WRITTEN INSTRUCTION 1 ▸ According to the distinct count map discussion post, why might pre-aggregated per-partition information be needed when a query reads many files? Answer in one to three sentences.
WRITTEN INSTRUCTION 2 ▸ Continue the post about the distinct count map from its last sentence.

SOURCE DOCUMENT ▸
Re: [DISCUSS] Distinct count map

Piotr Findeisen Tue, 27 Jul 2021 03:41:55 -0700

Hi,

Ryan, i agree on the NDV estimate (approximated number of distinct values)
goal.


Anton, re your question about Trino optimizer.
I don't want to be overly focused on supporting current state to the extent
that we make the future extensions impossible. On the other hand, it's
worth knowing what information can be consumed easily by the query engine,
and what would require architectural changes in the query engine ('the', as
I speaking from Trino perspective only, cannot comment on others).

The Trino optimizer would want to know the NDV for a relation -- a table,
or  a subset of table in case of filtering.
Having per-partition information would be useful, especially when it can be
combined for multiple partitions (ie a sketch, not just a number).
Having per-file information can be useful as well, unless we end up
processing a lot of small information pieces during planning.
When query is going to access large number  of files, having some
pre-aggregated (eg per-partition) may be the only way to have *something* in
reasonable short time, during query planning.
in  File-per-file proposal my intuition is that this could be prohibitively
expensive to get that information (IO time).

Regarding utilization of Theta sketches for calculating NDV for Joins --
that's definitely very interesting idea. Naturally, it would require
changes to the Trino core to consume this information. Thus i would want to
address more urgent needs first (the reasonably estimated NDVs), and
re-iterate.

Besides NDV there are other information types we may be interested from
Trino perspective, even if not consumed at query planning time, for example
bloom filters.
-- Basically amy kind of information that can be used for
pruning files/splits.

If we further have eg bloom filters at aggregated level (eg per partition),
they can be used for pruning at planning time too.

(Anton, I am aware it doesn't answer your question directly, nor simply.
The simple direct answer would be "it depends" though)

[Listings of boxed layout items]
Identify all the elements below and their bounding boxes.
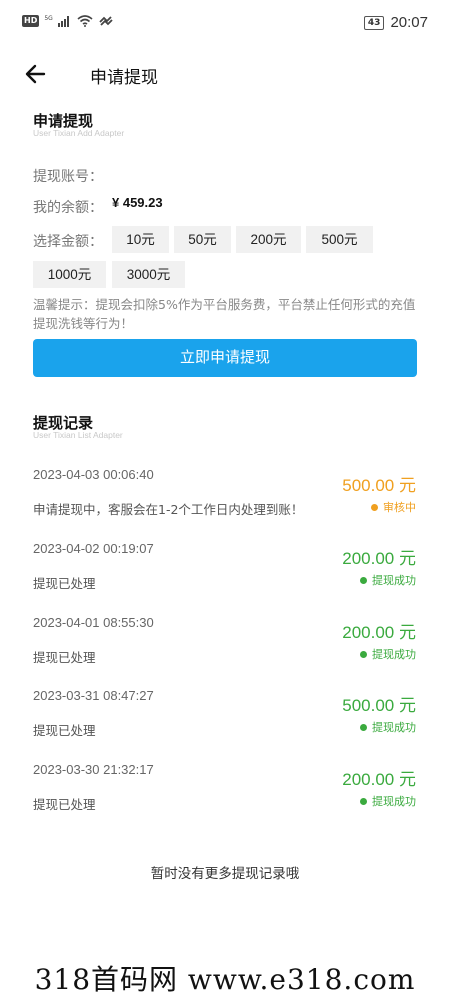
amount-option-50[interactable]: 50元 <box>174 226 231 253</box>
watermark: 318首码网 www.e318.com <box>34 963 416 995</box>
amount-option-1000[interactable]: 1000元 <box>33 261 106 288</box>
record-desc: 提现已处理 <box>33 723 96 738</box>
record-status: 提现成功 <box>360 719 416 735</box>
submit-withdraw-button[interactable]: 立即申请提现 <box>33 339 417 377</box>
record-date: 2023-04-02 00:19:07 <box>33 541 154 556</box>
account-label: 提现账号： <box>33 169 103 185</box>
warm-tip: 温馨提示：提现会扣除5%作为平台服务费，平台禁止任何形式的充值提现洗钱等行为！ <box>33 297 416 331</box>
amount-option-10[interactable]: 10元 <box>112 226 169 253</box>
record-status: 提现成功 <box>360 793 416 809</box>
record-date: 2023-03-31 08:47:27 <box>33 688 154 703</box>
amount-option-3000[interactable]: 3000元 <box>112 261 185 288</box>
record-status: 审核中 <box>371 499 416 515</box>
amount-option-500[interactable]: 500元 <box>306 226 373 253</box>
record-status: 提现成功 <box>360 572 416 588</box>
arrow-left-icon <box>25 64 46 84</box>
status-right: 43 20:07 <box>363 14 428 31</box>
record-date: 2023-03-30 21:32:17 <box>33 762 154 777</box>
apply-section-subtitle: User Tixian Add Adapter <box>33 128 125 138</box>
record-status-label: 提现成功 <box>372 648 416 661</box>
record-amount: 200.00 元 <box>342 770 416 789</box>
record-amount: 200.00 元 <box>342 623 416 642</box>
record-amount: 500.00 元 <box>342 696 416 715</box>
clock: 20:07 <box>390 14 428 31</box>
record-desc: 提现已处理 <box>33 797 96 812</box>
record-desc: 提现已处理 <box>33 650 96 665</box>
status-bar: HD 5G 43 20:07 <box>0 0 450 48</box>
battery-icon: 43 <box>363 15 385 30</box>
record-status-label: 提现成功 <box>372 795 416 808</box>
balance-label: 我的余额： <box>33 200 103 216</box>
status-dot-icon <box>360 576 367 584</box>
signal-icon <box>57 16 69 27</box>
amount-option-200[interactable]: 200元 <box>236 226 301 253</box>
amount-label: 选择金额： <box>33 234 103 250</box>
record-status-label: 提现成功 <box>372 574 416 587</box>
wifi-icon <box>77 15 93 27</box>
record-status: 提现成功 <box>360 646 416 662</box>
status-dot-icon <box>360 723 367 731</box>
balance-value: ¥ 459.23 <box>112 195 163 210</box>
record-desc: 提现已处理 <box>33 576 96 591</box>
link-icon <box>99 16 113 26</box>
status-dot-icon <box>360 650 367 658</box>
status-left: HD 5G <box>22 15 114 27</box>
record-status-label: 审核中 <box>383 501 416 514</box>
status-dot-icon <box>360 797 367 805</box>
network-label: 5G <box>44 14 53 22</box>
record-amount: 200.00 元 <box>342 549 416 568</box>
no-more-records: 暂时没有更多提现记录哦 <box>150 866 300 882</box>
record-status-label: 提现成功 <box>372 721 416 734</box>
records-section-subtitle: User Tixian List Adapter <box>33 430 123 440</box>
record-amount: 500.00 元 <box>342 476 416 495</box>
record-date: 2023-04-01 08:55:30 <box>33 615 154 630</box>
page-title: 申请提现 <box>90 68 158 88</box>
record-desc: 申请提现中，客服会在1-2个工作日内处理到账！ <box>33 502 304 517</box>
back-button[interactable] <box>22 60 50 88</box>
nav-bar: 申请提现 <box>0 54 450 94</box>
status-dot-icon <box>371 503 378 511</box>
record-date: 2023-04-03 00:06:40 <box>33 467 154 482</box>
hd-badge: HD <box>22 15 40 27</box>
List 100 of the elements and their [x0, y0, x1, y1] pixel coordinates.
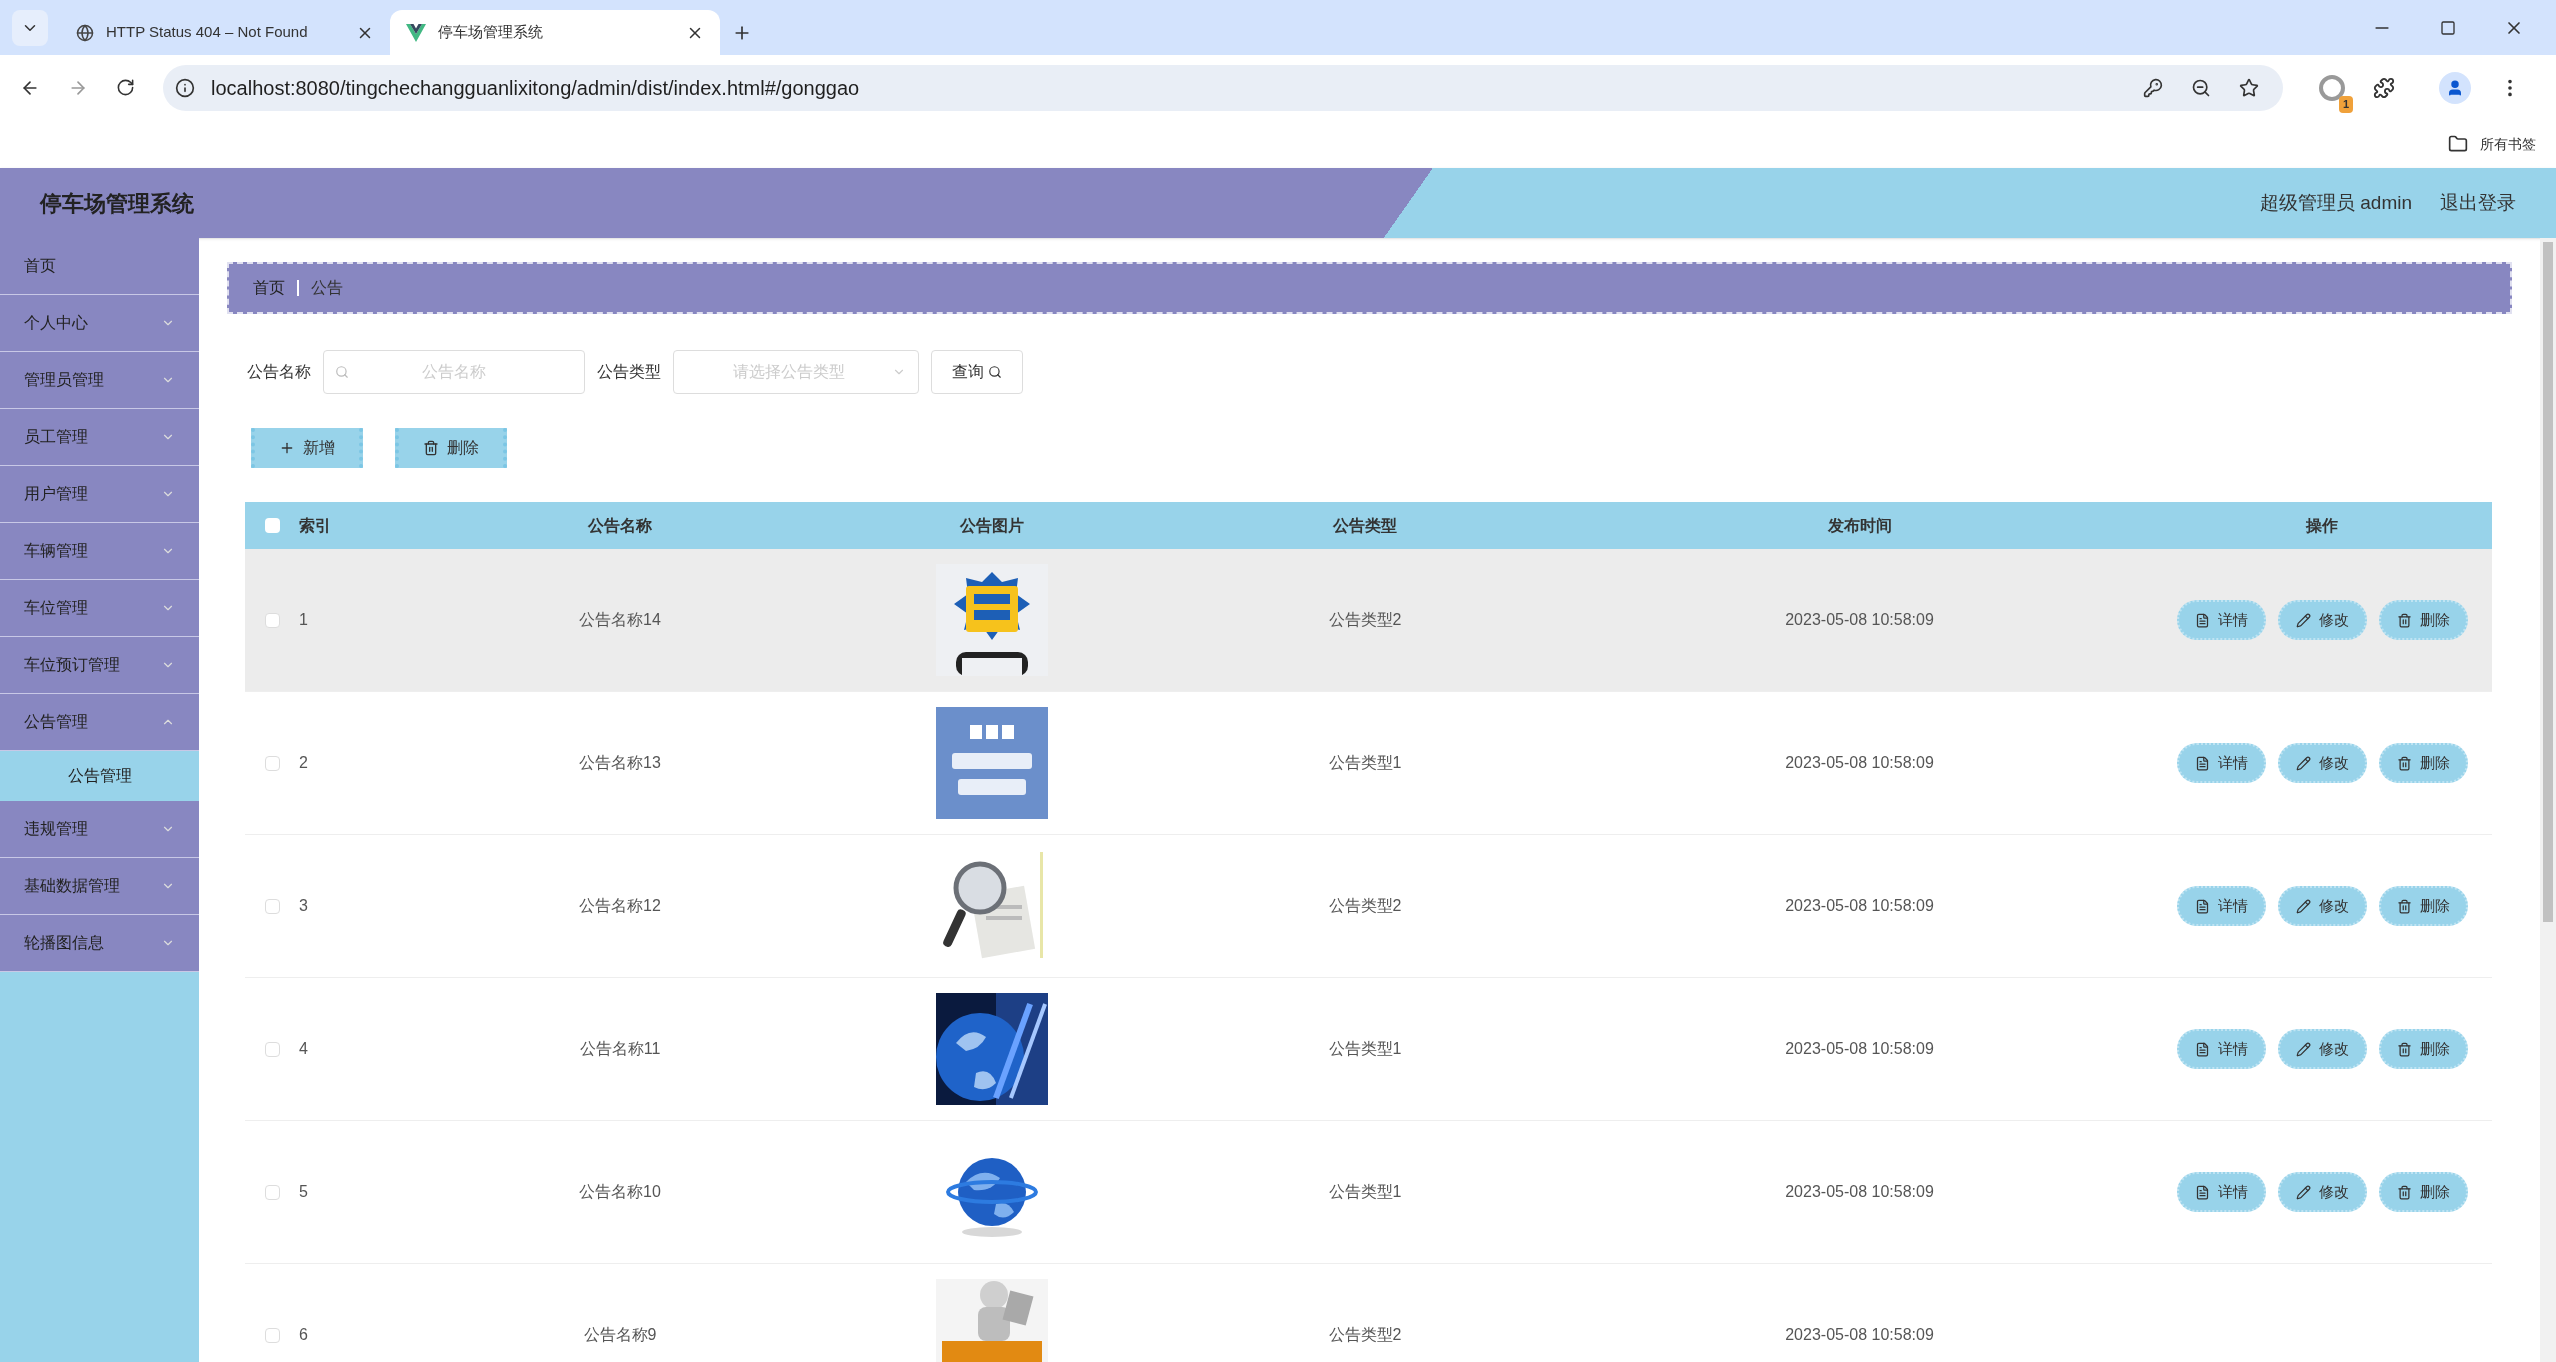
delete-button[interactable]: 删除: [395, 428, 507, 468]
index-cell: 5: [299, 1183, 308, 1200]
filter-label: 公告名称: [247, 362, 311, 382]
site-info-icon[interactable]: [175, 77, 195, 98]
index-cell: 2: [299, 754, 308, 771]
bookmarks-label[interactable]: 所有书签: [2480, 133, 2536, 155]
name-cell-text: 公告名称11: [579, 1039, 661, 1059]
breadcrumb-current: 公告: [311, 278, 343, 298]
details-button[interactable]: 详情: [2176, 743, 2266, 783]
browser-tab[interactable]: HTTP Status 404 – Not Found: [60, 10, 390, 55]
time-cell-text: 2023-05-08 10:58:09: [1785, 610, 1934, 630]
app-title: 停车场管理系统: [40, 189, 194, 218]
pencil-icon: [2295, 898, 2311, 914]
delete-button[interactable]: 删除: [2378, 600, 2468, 640]
column-header: 索引: [299, 516, 331, 534]
edit-button[interactable]: 修改: [2277, 1029, 2367, 1069]
breadcrumb-link[interactable]: 首页: [253, 276, 285, 300]
add-button[interactable]: 新增: [251, 428, 363, 468]
type-cell-text: 公告类型1: [1328, 1182, 1402, 1202]
extensions-icon[interactable]: [2373, 76, 2395, 99]
scrollbar[interactable]: [2540, 238, 2556, 1362]
name-cell-text: 公告名称13: [579, 753, 661, 773]
address-bar[interactable]: localhost:8080/tingchechangguanlixitong/admin/dist/index.html#/gonggao: [163, 64, 2283, 111]
trash-icon: [2396, 612, 2412, 628]
column-header: 公告名称: [588, 515, 652, 536]
document-icon: [2194, 1184, 2210, 1200]
sidebar-item[interactable]: 违规管理: [0, 801, 199, 858]
delete-button[interactable]: 删除: [2378, 1029, 2468, 1069]
pencil-icon: [2295, 1041, 2311, 1057]
name-cell-text: 公告名称9: [583, 1325, 657, 1345]
details-button[interactable]: 详情: [2176, 1172, 2266, 1212]
column-header: 发布时间: [1827, 515, 1892, 536]
time-cell-text: 2023-05-08 10:58:09: [1785, 1182, 1934, 1202]
time-cell-text: 2023-05-08 10:58:09: [1785, 896, 1934, 916]
time-cell-text: 2023-05-08 10:58:09: [1785, 1039, 1934, 1059]
vue-logo-icon: [406, 23, 426, 42]
profile-avatar[interactable]: [2439, 71, 2471, 104]
pencil-icon: [2295, 755, 2311, 771]
search-button[interactable]: 查询: [931, 350, 1023, 394]
zoom-out-icon[interactable]: [2191, 77, 2211, 98]
globe-icon: [76, 23, 94, 42]
trash-icon: [2396, 1184, 2412, 1200]
filter-label: 公告类型: [597, 362, 661, 382]
index-cell: 4: [299, 1040, 308, 1057]
column-header: 公告图片: [960, 515, 1024, 536]
details-button[interactable]: 详情: [2176, 1029, 2266, 1069]
row-checkbox[interactable]: [264, 1041, 280, 1057]
column-header: 操作: [2306, 515, 2338, 536]
trash-icon: [2396, 755, 2412, 771]
edit-button[interactable]: 修改: [2277, 600, 2367, 640]
row-checkbox[interactable]: [264, 898, 280, 914]
star-icon[interactable]: [2239, 77, 2259, 98]
type-cell-text: 公告类型2: [1328, 1325, 1402, 1345]
index-cell: 6: [299, 1326, 308, 1343]
row-checkbox[interactable]: [264, 1184, 280, 1200]
name-cell-text: 公告名称14: [579, 610, 661, 630]
row-checkbox[interactable]: [264, 612, 280, 628]
plus-icon: [279, 440, 295, 456]
column-header: 公告类型: [1333, 515, 1397, 536]
document-icon: [2194, 612, 2210, 628]
edit-button[interactable]: 修改: [2277, 743, 2367, 783]
extension-badge: 1: [2338, 96, 2353, 113]
name-cell-text: 公告名称12: [579, 896, 661, 916]
document-icon: [2194, 1041, 2210, 1057]
maximize-icon[interactable]: [2440, 19, 2456, 36]
edit-button[interactable]: 修改: [2277, 886, 2367, 926]
name-cell-text: 公告名称10: [579, 1182, 661, 1202]
url-text: localhost:8080/tingchechangguanlixitong/admin/dist/index.html#/gonggao: [211, 75, 860, 101]
document-icon: [2194, 898, 2210, 914]
browser-tab[interactable]: 停车场管理系统: [390, 10, 720, 55]
details-button[interactable]: 详情: [2176, 600, 2266, 640]
edit-button[interactable]: 修改: [2277, 1172, 2367, 1212]
type-cell-text: 公告类型1: [1328, 753, 1402, 773]
delete-button[interactable]: 删除: [2378, 1172, 2468, 1212]
pencil-icon: [2295, 612, 2311, 628]
search-icon: [988, 365, 1002, 379]
reload-icon[interactable]: [116, 78, 135, 97]
sidebar-item[interactable]: 基础数据管理: [0, 858, 199, 915]
trash-icon: [2396, 898, 2412, 914]
user-label: 超级管理员 admin: [2259, 190, 2412, 215]
tab-title: HTTP Status 404 – Not Found: [106, 22, 309, 43]
delete-button[interactable]: 删除: [2378, 886, 2468, 926]
select-all-checkbox[interactable]: [264, 518, 280, 533]
details-button[interactable]: 详情: [2176, 886, 2266, 926]
delete-button[interactable]: 删除: [2378, 743, 2468, 783]
folder-icon: [2448, 134, 2468, 154]
sidebar-item[interactable]: 轮播图信息: [0, 915, 199, 972]
index-cell: 3: [299, 897, 308, 914]
index-cell: 1: [299, 611, 308, 628]
type-cell-text: 公告类型2: [1328, 896, 1402, 916]
row-checkbox[interactable]: [264, 1327, 280, 1343]
sidebar-subitem[interactable]: 公告管理: [0, 751, 199, 801]
time-cell-text: 2023-05-08 10:58:09: [1785, 1325, 1934, 1345]
document-icon: [2194, 755, 2210, 771]
trash-icon: [2396, 1041, 2412, 1057]
logout-link[interactable]: 退出登录: [2440, 188, 2516, 218]
type-cell-text: 公告类型1: [1328, 1039, 1402, 1059]
key-icon[interactable]: [2143, 77, 2163, 98]
table-row[interactable]: 1 公告名称14 公告类型2 2023-05-08 10:58:09 详情 修改 删除: [245, 549, 2492, 692]
row-checkbox[interactable]: [264, 755, 280, 771]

RESULT 1 ▸ When a query accesses a large number of files, pre-aggregated per-partition information may be the only way to get *something* in a reasonably short time during query planning. Gathering the information file by file could be prohibitively expensive in IO time, and it could mean processing a lot of small pieces of information during planning.

RESULT 2 ▸
Last but not least, I am concerned about compatibility of readers/writers,
especially about the invalidation of the information.
Consider a case where application A uses pre-aggregated indexes to prune
information (eg partition level bloom filter).
The other application, application B, is not aware of these indexes, so
doesn't update them when writing.
Now, if application A still sees the pre-aggregated indexes and uses them
for pruning, it can return incorrect results.
You have undoubtedly already thought about this, so am curious what the
compatibility-ensuring protocol gonna be.

Best
PF



On Sat, Jul 24, 2021 at 1:11 AM Ryan Blue <b...@tabular.io> wrote:

> The motivation is that some query engines want to at least estimate a
> min/max range for distinct value counts. Even if these are imperfect, at
> least it is better than no information.
>
> On Fri, Jul 23, 2021 at 4:08 PM Anton Okolnychyi
> <aokolnyc...@apple.com.invalid> wrote:
>
>> I am OK returning the metric back as long as it is based on writing data
>> and is an approximation (to avoid too big performance and space overhead on
>> write).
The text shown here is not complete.